▶ Set exercise: Write out each line word for word. Drop pictures.

───── Given data ─────

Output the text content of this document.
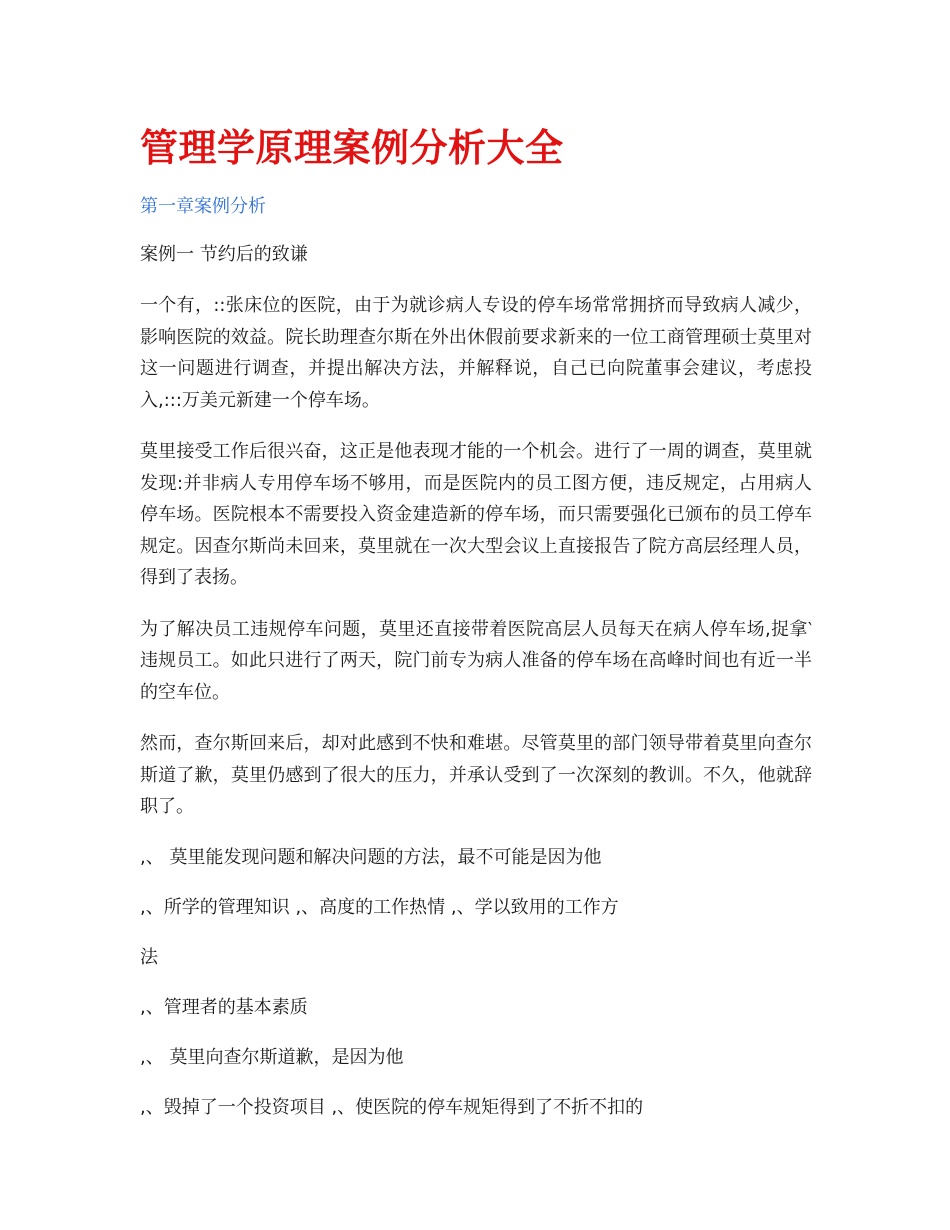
管理学原理案例分析大全
第一章案例分析
案例一 节约后的致谦

一个有，::张床位的医院，由于为就诊病人专设的停车场常常拥挤而导致病人减少，影响医院的效益。院长助理查尔斯在外出休假前要求新来的一位工商管理硕士莫里对这一问题进行调查，并提出解决方法，并解释说，自己已向院董事会建议，考虑投入,:::万美元新建一个停车场。

莫里接受工作后很兴奋，这正是他表现才能的一个机会。进行了一周的调查，莫里就发现:并非病人专用停车场不够用，而是医院内的员工图方便，违反规定，占用病人停车场。医院根本不需要投入资金建造新的停车场，而只需要强化已颁布的员工停车规定。因查尔斯尚未回来，莫里就在一次大型会议上直接报告了院方高层经理人员，得到了表扬。

为了解决员工违规停车问题，莫里还直接带着医院高层人员每天在病人停车场,捉拿‵违规员工。如此只进行了两天，院门前专为病人准备的停车场在高峰时间也有近一半的空车位。

然而，查尔斯回来后，却对此感到不快和难堪。尽管莫里的部门领导带着莫里向查尔斯道了歉，莫里仍感到了很大的压力，并承认受到了一次深刻的教训。不久，他就辞职了。

,、 莫里能发现问题和解决问题的方法，最不可能是因为他
,、所学的管理知识 ,、高度的工作热情 ,、学以致用的工作方
法
,、管理者的基本素质
,、 莫里向查尔斯道歉，是因为他
,、毁掉了一个投资项目 ,、使医院的停车规矩得到了不折不扣的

─────

▶ Final result:
Output the text content of this document.
管理学原理案例分析大全
第一章案例分析
案例一 节约后的致谦

一个有，::张床位的医院，由于为就诊病人专设的停车场常常拥挤而导致病人减少，影响医院的效益。院长助理查尔斯在外出休假前要求新来的一位工商管理硕士莫里对这一问题进行调查，并提出解决方法，并解释说，自己已向院董事会建议，考虑投入,:::万美元新建一个停车场。

莫里接受工作后很兴奋，这正是他表现才能的一个机会。进行了一周的调查，莫里就发现:并非病人专用停车场不够用，而是医院内的员工图方便，违反规定，占用病人停车场。医院根本不需要投入资金建造新的停车场，而只需要强化已颁布的员工停车规定。因查尔斯尚未回来，莫里就在一次大型会议上直接报告了院方高层经理人员，得到了表扬。

为了解决员工违规停车问题，莫里还直接带着医院高层人员每天在病人停车场,捉拿‵违规员工。如此只进行了两天，院门前专为病人准备的停车场在高峰时间也有近一半的空车位。

然而，查尔斯回来后，却对此感到不快和难堪。尽管莫里的部门领导带着莫里向查尔斯道了歉，莫里仍感到了很大的压力，并承认受到了一次深刻的教训。不久，他就辞职了。

,、 莫里能发现问题和解决问题的方法，最不可能是因为他
,、所学的管理知识 ,、高度的工作热情 ,、学以致用的工作方
法
,、管理者的基本素质
,、 莫里向查尔斯道歉，是因为他
,、毁掉了一个投资项目 ,、使医院的停车规矩得到了不折不扣的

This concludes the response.